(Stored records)
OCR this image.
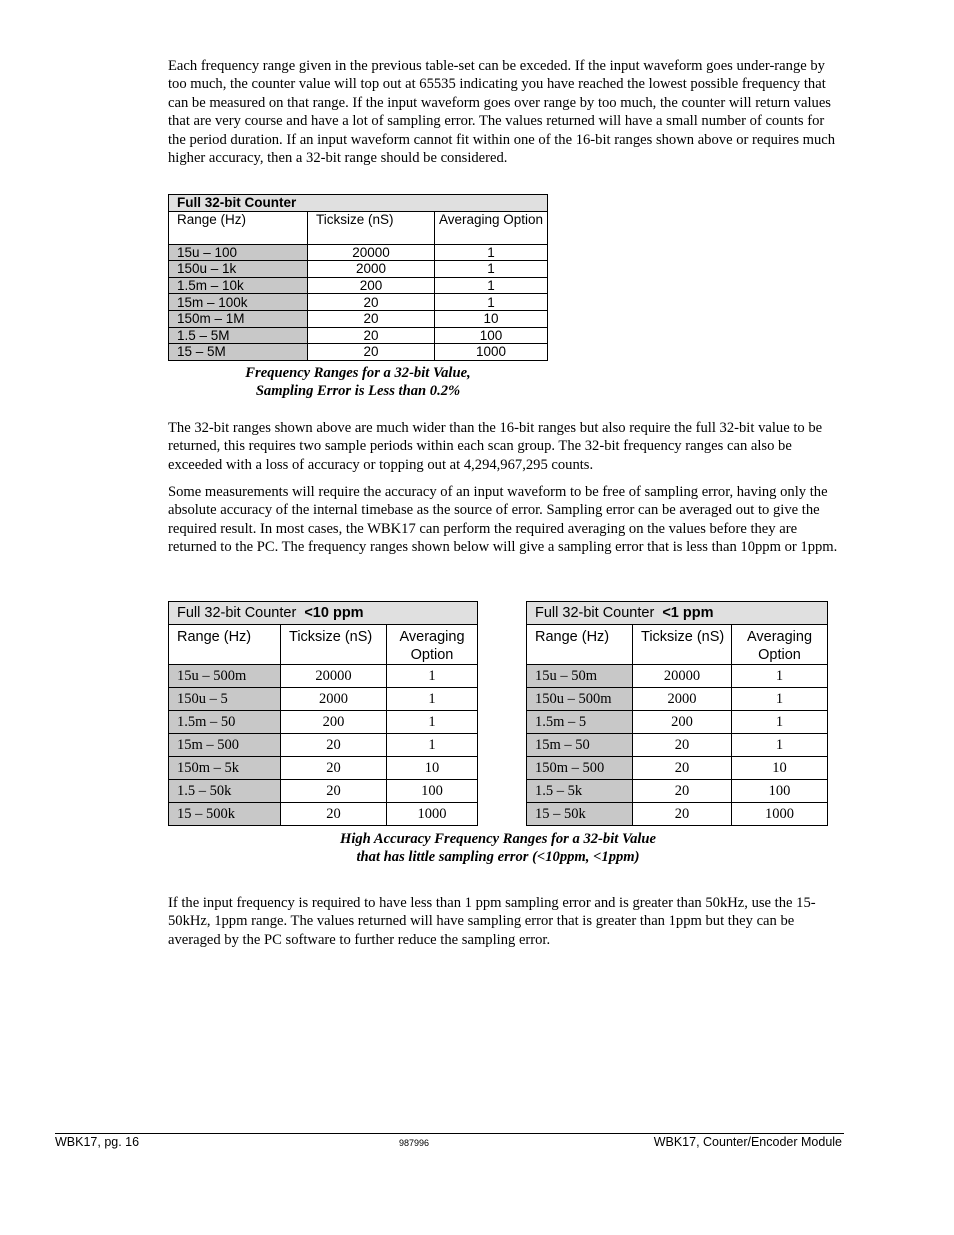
Each frequency range given in the previous table-set can be exceded. If the input waveform goes under-range by too much, the counter value will top out at 65535 indicating you have reached the lowest possible frequency that can be measured on that range. If the input waveform goes over range by too much, the counter will return values that are very course and have a lot of sampling error. The values returned will have a small number of counts for the period duration. If an input waveform cannot fit within one of the 16-bit ranges shown above or requires much higher accuracy, then a 32-bit range should be considered.

Full 32-bit Counter		
Range (Hz)	Ticksize (nS)	Averaging Option
15u – 100	20000	1
150u – 1k	2000	1
1.5m – 10k	200	1
15m – 100k	20	1
150m – 1M	20	10
1.5 – 5M	20	100
15 – 5M	20	1000
Frequency Ranges for a 32-bit Value,
Sampling Error is Less than 0.2%

The 32-bit ranges shown above are much wider than the 16-bit ranges but also require the full 32-bit value to be returned, this requires two sample periods within each scan group. The 32-bit frequency ranges can also be exceeded with a loss of accuracy or topping out at 4,294,967,295 counts.

Some measurements will require the accuracy of an input waveform to be free of sampling error, having only the absolute accuracy of the internal timebase as the source of error. Sampling error can be averaged out to give the required result. In most cases, the WBK17 can perform the required averaging on the values before they are returned to the PC. The frequency ranges shown below will give a sampling error that is less than 10ppm or 1ppm.

Full 32-bit Counter <10 ppm		
Range (Hz)	Ticksize (nS)	Averaging Option
15u – 500m	20000	1
150u – 5	2000	1
1.5m – 50	200	1
15m – 500	20	1
150m – 5k	20	10
1.5 – 50k	20	100
15 – 500k	20	1000
Full 32-bit Counter <1 ppm		
Range (Hz)	Ticksize (nS)	Averaging Option
15u – 50m	20000	1
150u – 500m	2000	1
1.5m – 5	200	1
15m – 50	20	1
150m – 500	20	10
1.5 – 5k	20	100
15 – 50k	20	1000
High Accuracy Frequency Ranges for a 32-bit Value
that has little sampling error (<10ppm, <1ppm)

If the input frequency is required to have less than 1 ppm sampling error and is greater than 50kHz, use the 15-50kHz, 1ppm range. The values returned will have sampling error that is greater than 1ppm but they can be averaged by the PC software to further reduce the sampling error.

WBK17, pg. 16	987996	WBK17, Counter/Encoder Module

Aim of the task:
Leave out the pictures and print every line of the data exactly.

Output below:
OCR this image.
Each frequency range given in the previous table-set can be exceded. If the input waveform goes under-range by too much, the counter value will top out at 65535 indicating you have reached the lowest possible frequency that can be measured on that range. If the input waveform goes over range by too much, the counter will return values that are very course and have a lot of sampling error. The values returned will have a small number of counts for the period duration. If an input waveform cannot fit within one of the 16-bit ranges shown above or requires much higher accuracy, then a 32-bit range should be considered.

Full 32-bit Counter		
Range (Hz)	Ticksize (nS)	Averaging Option
15u – 100	20000	1
150u – 1k	2000	1
1.5m – 10k	200	1
15m – 100k	20	1
150m – 1M	20	10
1.5 – 5M	20	100
15 – 5M	20	1000
Frequency Ranges for a 32-bit Value,
Sampling Error is Less than 0.2%

The 32-bit ranges shown above are much wider than the 16-bit ranges but also require the full 32-bit value to be returned, this requires two sample periods within each scan group. The 32-bit frequency ranges can also be exceeded with a loss of accuracy or topping out at 4,294,967,295 counts.

Some measurements will require the accuracy of an input waveform to be free of sampling error, having only the absolute accuracy of the internal timebase as the source of error. Sampling error can be averaged out to give the required result. In most cases, the WBK17 can perform the required averaging on the values before they are returned to the PC. The frequency ranges shown below will give a sampling error that is less than 10ppm or 1ppm.

Full 32-bit Counter <10 ppm		
Range (Hz)	Ticksize (nS)	Averaging Option
15u – 500m	20000	1
150u – 5	2000	1
1.5m – 50	200	1
15m – 500	20	1
150m – 5k	20	10
1.5 – 50k	20	100
15 – 500k	20	1000
Full 32-bit Counter <1 ppm		
Range (Hz)	Ticksize (nS)	Averaging Option
15u – 50m	20000	1
150u – 500m	2000	1
1.5m – 5	200	1
15m – 50	20	1
150m – 500	20	10
1.5 – 5k	20	100
15 – 50k	20	1000
High Accuracy Frequency Ranges for a 32-bit Value
that has little sampling error (<10ppm, <1ppm)

If the input frequency is required to have less than 1 ppm sampling error and is greater than 50kHz, use the 15-50kHz, 1ppm range. The values returned will have sampling error that is greater than 1ppm but they can be averaged by the PC software to further reduce the sampling error.

WBK17, pg. 16	987996	WBK17, Counter/Encoder Module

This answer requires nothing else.